WHAT IS EXPECTED: Output the material below in its entirety, exactly as given.

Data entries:
----

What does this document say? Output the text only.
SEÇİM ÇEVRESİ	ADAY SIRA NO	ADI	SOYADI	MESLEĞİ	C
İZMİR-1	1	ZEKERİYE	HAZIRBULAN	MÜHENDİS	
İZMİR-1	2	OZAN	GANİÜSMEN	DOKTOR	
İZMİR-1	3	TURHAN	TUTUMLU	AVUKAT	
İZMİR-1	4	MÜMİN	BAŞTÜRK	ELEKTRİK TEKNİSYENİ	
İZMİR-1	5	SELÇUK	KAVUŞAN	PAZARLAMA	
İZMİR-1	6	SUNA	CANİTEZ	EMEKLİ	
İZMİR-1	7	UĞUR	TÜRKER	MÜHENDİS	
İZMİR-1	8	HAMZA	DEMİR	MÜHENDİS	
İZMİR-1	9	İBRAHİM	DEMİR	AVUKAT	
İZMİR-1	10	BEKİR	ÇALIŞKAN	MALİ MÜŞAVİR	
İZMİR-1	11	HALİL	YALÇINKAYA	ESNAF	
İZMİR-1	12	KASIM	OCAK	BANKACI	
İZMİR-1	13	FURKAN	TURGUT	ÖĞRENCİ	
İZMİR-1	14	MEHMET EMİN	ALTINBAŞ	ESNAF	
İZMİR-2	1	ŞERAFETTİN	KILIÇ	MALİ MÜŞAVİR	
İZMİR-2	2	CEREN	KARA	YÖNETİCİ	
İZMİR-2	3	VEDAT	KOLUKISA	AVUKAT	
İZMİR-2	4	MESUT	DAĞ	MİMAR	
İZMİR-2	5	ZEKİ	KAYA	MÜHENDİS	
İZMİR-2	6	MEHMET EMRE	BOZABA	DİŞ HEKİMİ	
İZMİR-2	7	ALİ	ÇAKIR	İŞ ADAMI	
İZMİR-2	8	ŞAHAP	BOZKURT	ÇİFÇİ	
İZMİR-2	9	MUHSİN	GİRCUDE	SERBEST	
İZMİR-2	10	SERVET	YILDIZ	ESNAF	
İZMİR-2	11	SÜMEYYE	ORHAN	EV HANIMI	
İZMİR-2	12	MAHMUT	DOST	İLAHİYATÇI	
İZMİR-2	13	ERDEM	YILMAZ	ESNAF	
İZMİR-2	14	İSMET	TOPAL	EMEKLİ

----

OUTPUT BELOW:
What does this document say? Output the text only.
SEÇİM ÇEVRESİ	ADAY SIRA NO	ADI	SOYADI	MESLEĞİ	C
İZMİR-1	1	ZEKERİYE	HAZIRBULAN	MÜHENDİS	
İZMİR-1	2	OZAN	GANİÜSMEN	DOKTOR	
İZMİR-1	3	TURHAN	TUTUMLU	AVUKAT	
İZMİR-1	4	MÜMİN	BAŞTÜRK	ELEKTRİK TEKNİSYENİ	
İZMİR-1	5	SELÇUK	KAVUŞAN	PAZARLAMA	
İZMİR-1	6	SUNA	CANİTEZ	EMEKLİ	
İZMİR-1	7	UĞUR	TÜRKER	MÜHENDİS	
İZMİR-1	8	HAMZA	DEMİR	MÜHENDİS	
İZMİR-1	9	İBRAHİM	DEMİR	AVUKAT	
İZMİR-1	10	BEKİR	ÇALIŞKAN	MALİ MÜŞAVİR	
İZMİR-1	11	HALİL	YALÇINKAYA	ESNAF	
İZMİR-1	12	KASIM	OCAK	BANKACI	
İZMİR-1	13	FURKAN	TURGUT	ÖĞRENCİ	
İZMİR-1	14	MEHMET EMİN	ALTINBAŞ	ESNAF	
İZMİR-2	1	ŞERAFETTİN	KILIÇ	MALİ MÜŞAVİR	
İZMİR-2	2	CEREN	KARA	YÖNETİCİ	
İZMİR-2	3	VEDAT	KOLUKISA	AVUKAT	
İZMİR-2	4	MESUT	DAĞ	MİMAR	
İZMİR-2	5	ZEKİ	KAYA	MÜHENDİS	
İZMİR-2	6	MEHMET EMRE	BOZABA	DİŞ HEKİMİ	
İZMİR-2	7	ALİ	ÇAKIR	İŞ ADAMI	
İZMİR-2	8	ŞAHAP	BOZKURT	ÇİFÇİ	
İZMİR-2	9	MUHSİN	GİRCUDE	SERBEST	
İZMİR-2	10	SERVET	YILDIZ	ESNAF	
İZMİR-2	11	SÜMEYYE	ORHAN	EV HANIMI	
İZMİR-2	12	MAHMUT	DOST	İLAHİYATÇI	
İZMİR-2	13	ERDEM	YILMAZ	ESNAF	
İZMİR-2	14	İSMET	TOPAL	EMEKLİ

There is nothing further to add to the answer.